Written exercise: The records should be repeated word for word, pictures excluded.

Task data:
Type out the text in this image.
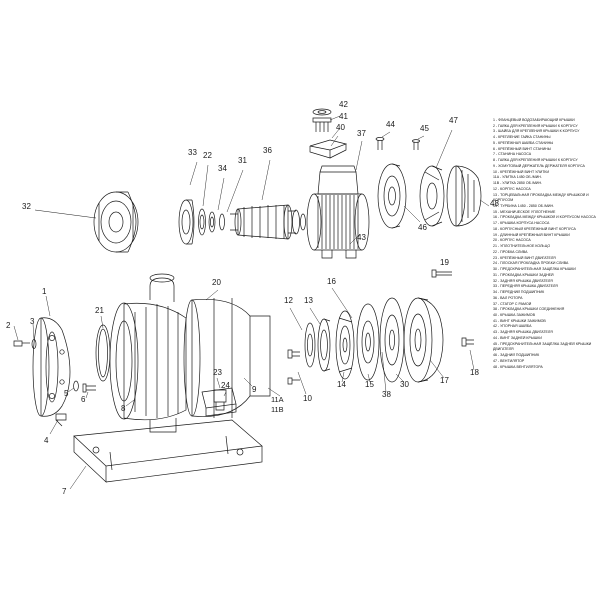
1
2 3
4
5
6
7
8
9
10
11A
11B
12 13
14 15
16
17
18
19
20
21
22
23
24	30
31
32
33
34
36
37
38
40
41
42
43
44	45
46
47
48
1 - ФЛАНЦЕВЫЙ ВОДОЗАБИРАЮЩИЙ КРЫШКИ
2 - ГАЙКА ДЛЯ КРЕПЛЕНИЯ КРЫШКИ К КОРПУСУ
3 - ШАЙБА ДЛЯ КРЕПЛЕНИЯ КРЫШКИ К КОРПУСУ
4 - КРЕПЛЕНИЕ ГАЙКА СТАНИНЫ
5 - КРЕПЁЖНАЯ ШАЙБА СТАНИНЫ
6 - КРЕПЁЖНЫЙ ВИНТ СТАНИНЫ
7 - СТАНИНА НАСОСА
8 - ГАЙКА ДЛЯ КРЕПЛЕНИЯ КРЫШКИ К КОРПУСУ
9 - ХОМУТОВЫЙ ДЕРЖАТЕЛЬ ДЕРЖАТЕЛЯ КОРПУСА
10 - КРЕПЁЖНЫЙ ВИНТ УЛИТКИ
11A - УЛИТКА 1450 ОБ./МИН.
11B - УЛИТКА 2850 ОБ./МИН.
12 - КОРПУС НАСОСА
13 - ТОРЦЕВАЛЬНАЯ ПРОКЛАДКА МЕЖДУ КРЫШКОЙ И КОРПУСОМ
14 - ТУРБИНА 1450 - 2850 ОБ./МИН.
15 - МЕХАНИЧЕСКОЕ УПЛОТНЕНИЕ
16 - ПРОКЛАДКА МЕЖДУ КРЫШКОЙ И КОРПУСОМ НАСОСА
17 - КРЫШКА КОРПУСА НАСОСА
18 - КОРПУСНЫЙ КРЕПЁЖНЫЙ ВИНТ КОРПУСА
19 - ДЛИННЫЙ КРЕПЁЖНЫЙ ВИНТ КРЫШКИ
20 - КОРПУС НАСОСА
21 - УПЛОТНИТЕЛЬНОЕ КОЛЬЦО
22 - ПРОБКА СЛИВА
23 - КРЕПЁЖНЫЙ ВИНТ ДВИГАТЕЛЯ
24 - ПЛОСКАЯ ПРОКЛАДКА ПРОБКИ СЛИВА
30 - ПРЕДОХРАНИТЕЛЬНАЯ ЗАЩЁЛКА КРЫШКИ
31 - ПРОКЛАДКА КРЫШКИ ЗАДНЕЙ
32 - ЗАДНЯЯ КРЫШКА ДВИГАТЕЛЯ
33 - ПЕРЕДНЯЯ КРЫШКА ДВИГАТЕЛЯ
34 - ПЕРЕДНИЙ ПОДШИПНИК
36 - ВАЛ РОТОРА
37 - СТАТОР С РАМОЙ
38 - ПРОКЛАДКА КРЫШКИ СОЕДИНЕНИЯ
40 - КРЫШКА ЗАЖИМОВ
41 - ВИНТ КРЫШКИ ЗАЖИМОВ
42 - УПОРНАЯ ШАЙБА
43 - ЗАДНЯЯ КРЫШКА ДВИГАТЕЛЯ
44 - ВИНТ ЗАДНЕЙ КРЫШКИ
45 - ПРЕДОХРАНИТЕЛЬНАЯ ЗАЩЁЛКА ЗАДНЕЙ КРЫШКИ ДВИГАТЕЛЯ
46 - ЗАДНИЙ ПОДШИПНИК
47 - ВЕНТИЛЯТОР
48 - КРЫШКА ВЕНТИЛЯТОРА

Reply:
Type out the text in this image.
1
2 3
4
5
6
7
8
9
10
11A
11B
12 13
14 15
16
17
18
19
20
21
22
23
24	30
31
32
33
34
36
37
38
40
41
42
43
44	45
46
47
48
1 - ФЛАНЦЕВЫЙ ВОДОЗАБИРАЮЩИЙ КРЫШКИ
2 - ГАЙКА ДЛЯ КРЕПЛЕНИЯ КРЫШКИ К КОРПУСУ
3 - ШАЙБА ДЛЯ КРЕПЛЕНИЯ КРЫШКИ К КОРПУСУ
4 - КРЕПЛЕНИЕ ГАЙКА СТАНИНЫ
5 - КРЕПЁЖНАЯ ШАЙБА СТАНИНЫ
6 - КРЕПЁЖНЫЙ ВИНТ СТАНИНЫ
7 - СТАНИНА НАСОСА
8 - ГАЙКА ДЛЯ КРЕПЛЕНИЯ КРЫШКИ К КОРПУСУ
9 - ХОМУТОВЫЙ ДЕРЖАТЕЛЬ ДЕРЖАТЕЛЯ КОРПУСА
10 - КРЕПЁЖНЫЙ ВИНТ УЛИТКИ
11A - УЛИТКА 1450 ОБ./МИН.
11B - УЛИТКА 2850 ОБ./МИН.
12 - КОРПУС НАСОСА
13 - ТОРЦЕВАЛЬНАЯ ПРОКЛАДКА МЕЖДУ КРЫШКОЙ И КОРПУСОМ
14 - ТУРБИНА 1450 - 2850 ОБ./МИН.
15 - МЕХАНИЧЕСКОЕ УПЛОТНЕНИЕ
16 - ПРОКЛАДКА МЕЖДУ КРЫШКОЙ И КОРПУСОМ НАСОСА
17 - КРЫШКА КОРПУСА НАСОСА
18 - КОРПУСНЫЙ КРЕПЁЖНЫЙ ВИНТ КОРПУСА
19 - ДЛИННЫЙ КРЕПЁЖНЫЙ ВИНТ КРЫШКИ
20 - КОРПУС НАСОСА
21 - УПЛОТНИТЕЛЬНОЕ КОЛЬЦО
22 - ПРОБКА СЛИВА
23 - КРЕПЁЖНЫЙ ВИНТ ДВИГАТЕЛЯ
24 - ПЛОСКАЯ ПРОКЛАДКА ПРОБКИ СЛИВА
30 - ПРЕДОХРАНИТЕЛЬНАЯ ЗАЩЁЛКА КРЫШКИ
31 - ПРОКЛАДКА КРЫШКИ ЗАДНЕЙ
32 - ЗАДНЯЯ КРЫШКА ДВИГАТЕЛЯ
33 - ПЕРЕДНЯЯ КРЫШКА ДВИГАТЕЛЯ
34 - ПЕРЕДНИЙ ПОДШИПНИК
36 - ВАЛ РОТОРА
37 - СТАТОР С РАМОЙ
38 - ПРОКЛАДКА КРЫШКИ СОЕДИНЕНИЯ
40 - КРЫШКА ЗАЖИМОВ
41 - ВИНТ КРЫШКИ ЗАЖИМОВ
42 - УПОРНАЯ ШАЙБА
43 - ЗАДНЯЯ КРЫШКА ДВИГАТЕЛЯ
44 - ВИНТ ЗАДНЕЙ КРЫШКИ
45 - ПРЕДОХРАНИТЕЛЬНАЯ ЗАЩЁЛКА ЗАДНЕЙ КРЫШКИ ДВИГАТЕЛЯ
46 - ЗАДНИЙ ПОДШИПНИК
47 - ВЕНТИЛЯТОР
48 - КРЫШКА ВЕНТИЛЯТОРА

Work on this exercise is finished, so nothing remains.